- The task -
Pull out every line below that contains the word "pairs".

- Data excerpts -
####################
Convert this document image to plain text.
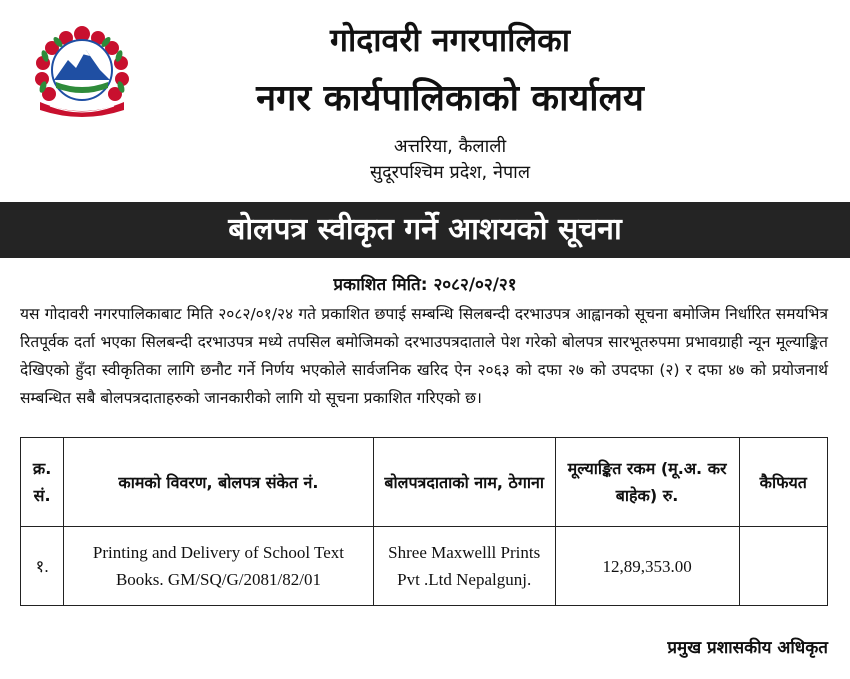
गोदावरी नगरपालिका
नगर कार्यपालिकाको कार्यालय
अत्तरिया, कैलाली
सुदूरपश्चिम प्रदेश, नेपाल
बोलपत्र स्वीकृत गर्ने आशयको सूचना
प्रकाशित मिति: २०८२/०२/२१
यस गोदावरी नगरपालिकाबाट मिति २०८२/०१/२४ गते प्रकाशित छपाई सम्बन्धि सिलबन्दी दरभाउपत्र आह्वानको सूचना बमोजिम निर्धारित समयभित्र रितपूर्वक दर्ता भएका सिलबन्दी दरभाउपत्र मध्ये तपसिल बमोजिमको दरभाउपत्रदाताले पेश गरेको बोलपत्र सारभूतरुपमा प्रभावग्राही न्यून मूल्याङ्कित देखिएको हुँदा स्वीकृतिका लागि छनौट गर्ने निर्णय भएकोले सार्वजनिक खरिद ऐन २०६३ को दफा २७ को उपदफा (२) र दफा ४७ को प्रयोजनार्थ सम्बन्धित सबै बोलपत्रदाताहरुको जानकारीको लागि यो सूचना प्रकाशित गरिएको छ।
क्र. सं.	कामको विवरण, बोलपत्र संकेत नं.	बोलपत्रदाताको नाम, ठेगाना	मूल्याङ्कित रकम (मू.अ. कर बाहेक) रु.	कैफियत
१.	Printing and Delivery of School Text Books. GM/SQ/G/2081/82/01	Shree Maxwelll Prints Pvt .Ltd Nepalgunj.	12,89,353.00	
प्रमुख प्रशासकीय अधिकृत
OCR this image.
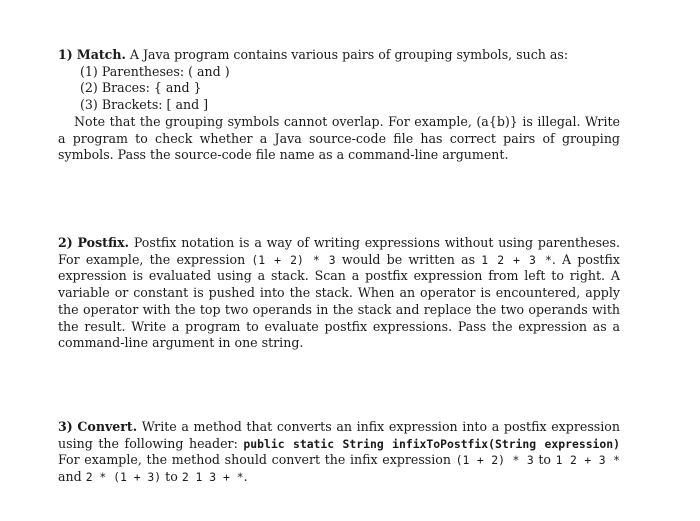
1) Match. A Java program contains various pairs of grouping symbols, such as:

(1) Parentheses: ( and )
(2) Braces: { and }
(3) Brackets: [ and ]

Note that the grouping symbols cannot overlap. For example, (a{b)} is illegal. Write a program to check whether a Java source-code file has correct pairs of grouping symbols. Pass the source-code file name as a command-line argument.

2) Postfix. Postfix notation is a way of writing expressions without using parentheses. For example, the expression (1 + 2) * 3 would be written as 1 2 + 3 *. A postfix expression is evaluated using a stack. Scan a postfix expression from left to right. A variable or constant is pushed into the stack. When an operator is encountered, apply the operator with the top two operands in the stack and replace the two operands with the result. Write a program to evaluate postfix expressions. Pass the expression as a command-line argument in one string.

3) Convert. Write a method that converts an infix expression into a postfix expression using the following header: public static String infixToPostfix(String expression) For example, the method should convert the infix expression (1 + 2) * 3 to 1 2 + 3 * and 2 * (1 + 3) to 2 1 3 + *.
####################
- Answer for the task -
1) Match. A Java program contains various pairs of grouping symbols, such as:
Note that the grouping symbols cannot overlap. For example, (a{b)} is illegal. Write a program to check whether a Java source-code file has correct pairs of grouping symbols. Pass the source-code file name as a command-line argument.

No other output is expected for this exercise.